• [SOURCE MATERIAL]
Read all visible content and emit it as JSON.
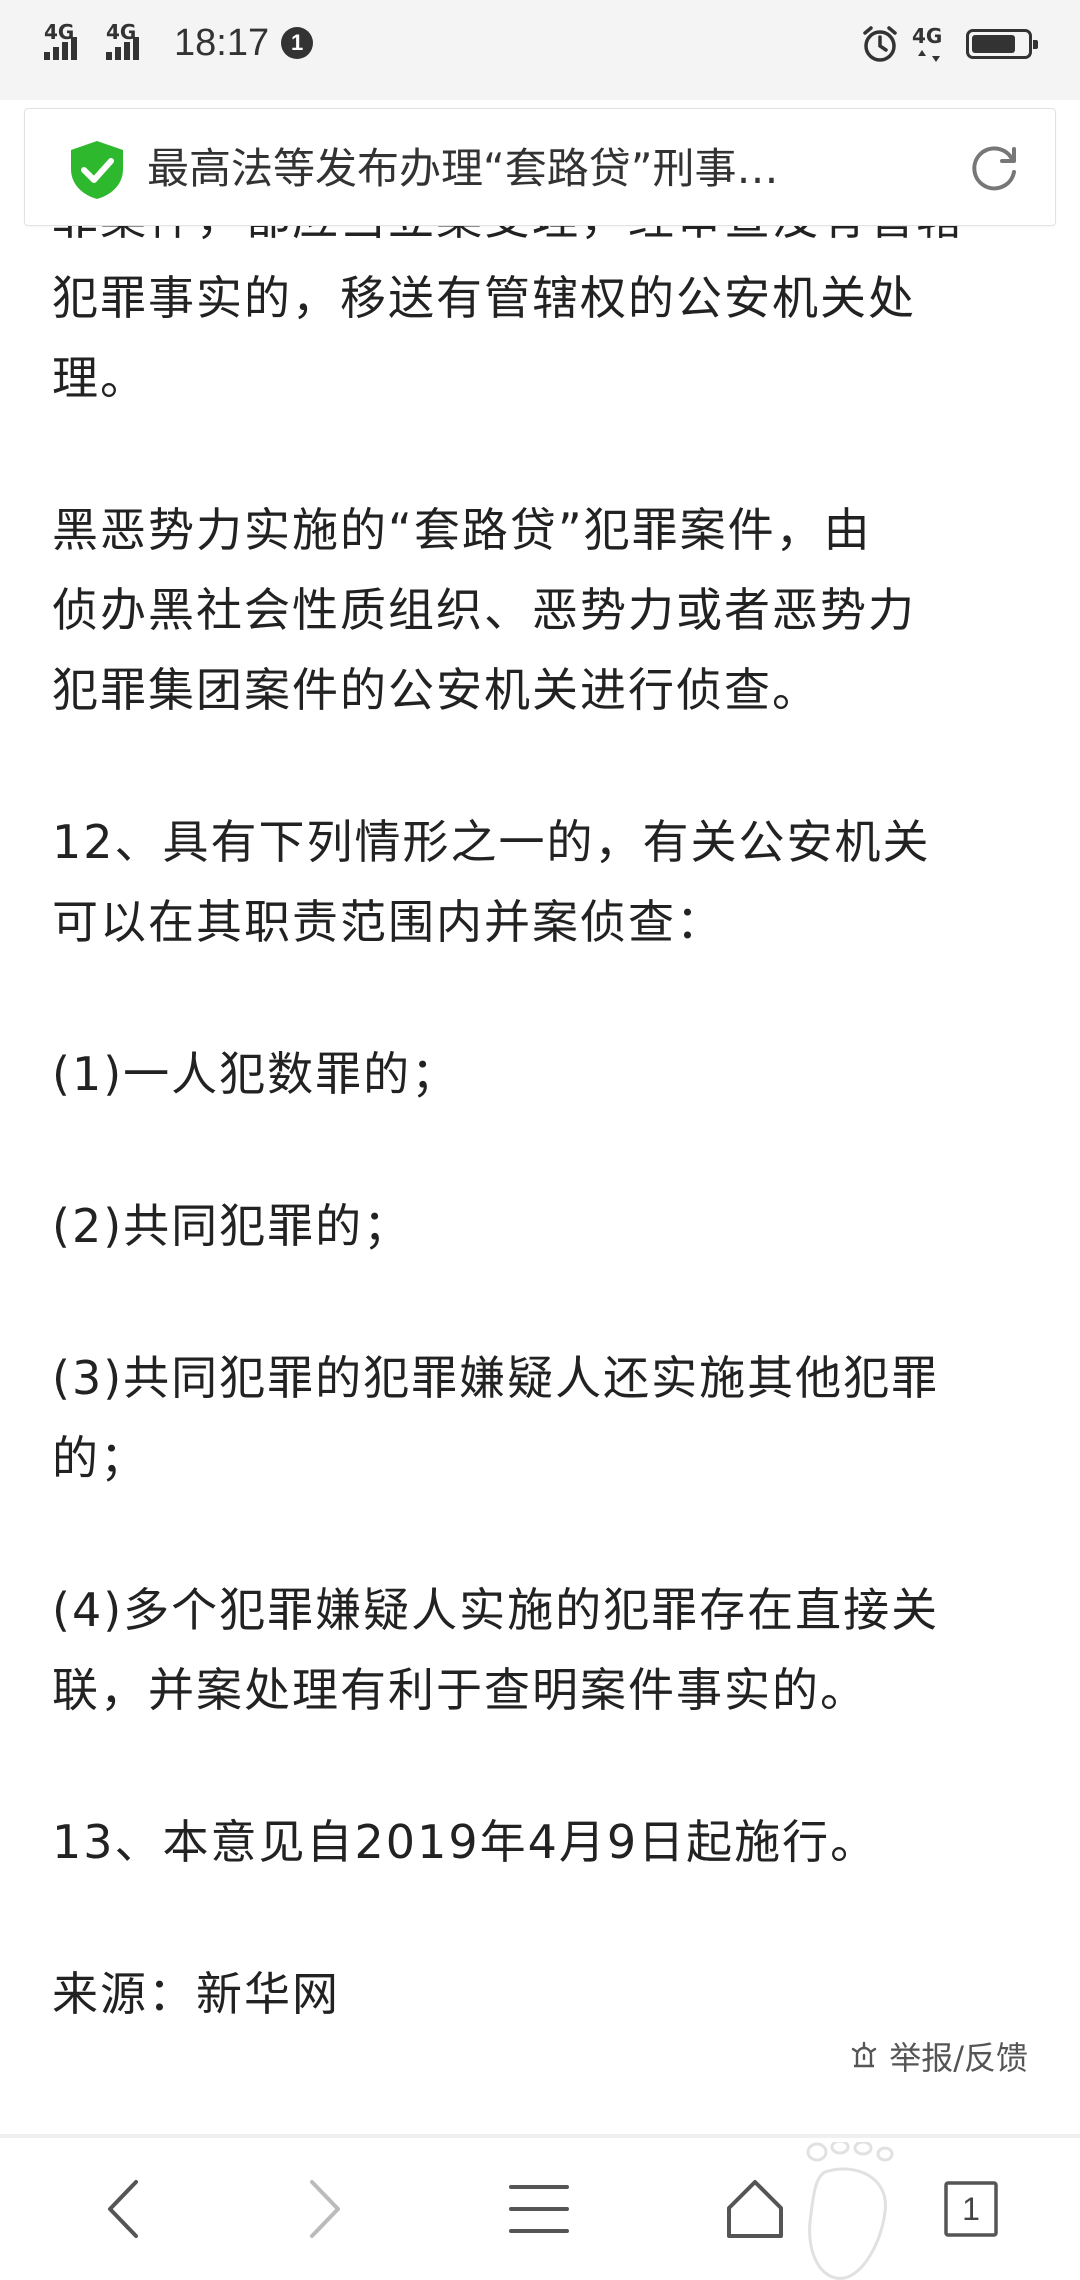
{
  "status_bar": {
    "network_1": "4G",
    "network_2": "4G",
    "time": "18:17",
    "notification_count": "1",
    "network_right": "4G",
    "battery_level": 0.8
  },
  "address_bar": {
    "page_title": "最高法等发布办理“套路贷”刑事…"
  },
  "article": {
    "cut_line": "罪案件，都应当立案受理，经审查没有管辖",
    "para1_line2": "犯罪事实的，移送有管辖权的公安机关处",
    "para1_line3": "理。",
    "para2_line1": "黑恶势力实施的“套路贷”犯罪案件，由",
    "para2_line2": "侦办黑社会性质组织、恶势力或者恶势力",
    "para2_line3": "犯罪集团案件的公安机关进行侦查。",
    "para3_line1": "12、具有下列情形之一的，有关公安机关",
    "para3_line2": "可以在其职责范围内并案侦查：",
    "item1": "(1)一人犯数罪的；",
    "item2": "(2)共同犯罪的；",
    "item3_line1": "(3)共同犯罪的犯罪嫌疑人还实施其他犯罪",
    "item3_line2": "的；",
    "item4_line1": "(4)多个犯罪嫌疑人实施的犯罪存在直接关",
    "item4_line2": "联，并案处理有利于查明案件事实的。",
    "para4": "13、本意见自2019年4月9日起施行。",
    "source": "来源：新华网",
    "report_label": "举报/反馈"
  },
  "toolbar": {
    "tab_count": "1"
  },
  "colors": {
    "shield_green": "#2eb82e",
    "text": "#222222",
    "status_bg": "#f4f4f4"
  }
}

• [INSTRUCTIONS FOR THE TASK] Repeat everything in the records precisely. Images are excluded from the copy.

• [EXERCISE ANSWER]
Read all visible content and emit it as JSON.
{
  "status_bar": {
    "network_1": "4G",
    "network_2": "4G",
    "time": "18:17",
    "notification_count": "1",
    "network_right": "4G",
    "battery_level": 0.8
  },
  "address_bar": {
    "page_title": "最高法等发布办理“套路贷”刑事…"
  },
  "article": {
    "cut_line": "罪案件，都应当立案受理，经审查没有管辖",
    "para1_line2": "犯罪事实的，移送有管辖权的公安机关处",
    "para1_line3": "理。",
    "para2_line1": "黑恶势力实施的“套路贷”犯罪案件，由",
    "para2_line2": "侦办黑社会性质组织、恶势力或者恶势力",
    "para2_line3": "犯罪集团案件的公安机关进行侦查。",
    "para3_line1": "12、具有下列情形之一的，有关公安机关",
    "para3_line2": "可以在其职责范围内并案侦查：",
    "item1": "(1)一人犯数罪的；",
    "item2": "(2)共同犯罪的；",
    "item3_line1": "(3)共同犯罪的犯罪嫌疑人还实施其他犯罪",
    "item3_line2": "的；",
    "item4_line1": "(4)多个犯罪嫌疑人实施的犯罪存在直接关",
    "item4_line2": "联，并案处理有利于查明案件事实的。",
    "para4": "13、本意见自2019年4月9日起施行。",
    "source": "来源：新华网",
    "report_label": "举报/反馈"
  },
  "toolbar": {
    "tab_count": "1"
  },
  "colors": {
    "shield_green": "#2eb82e",
    "text": "#222222",
    "status_bg": "#f4f4f4"
  }
}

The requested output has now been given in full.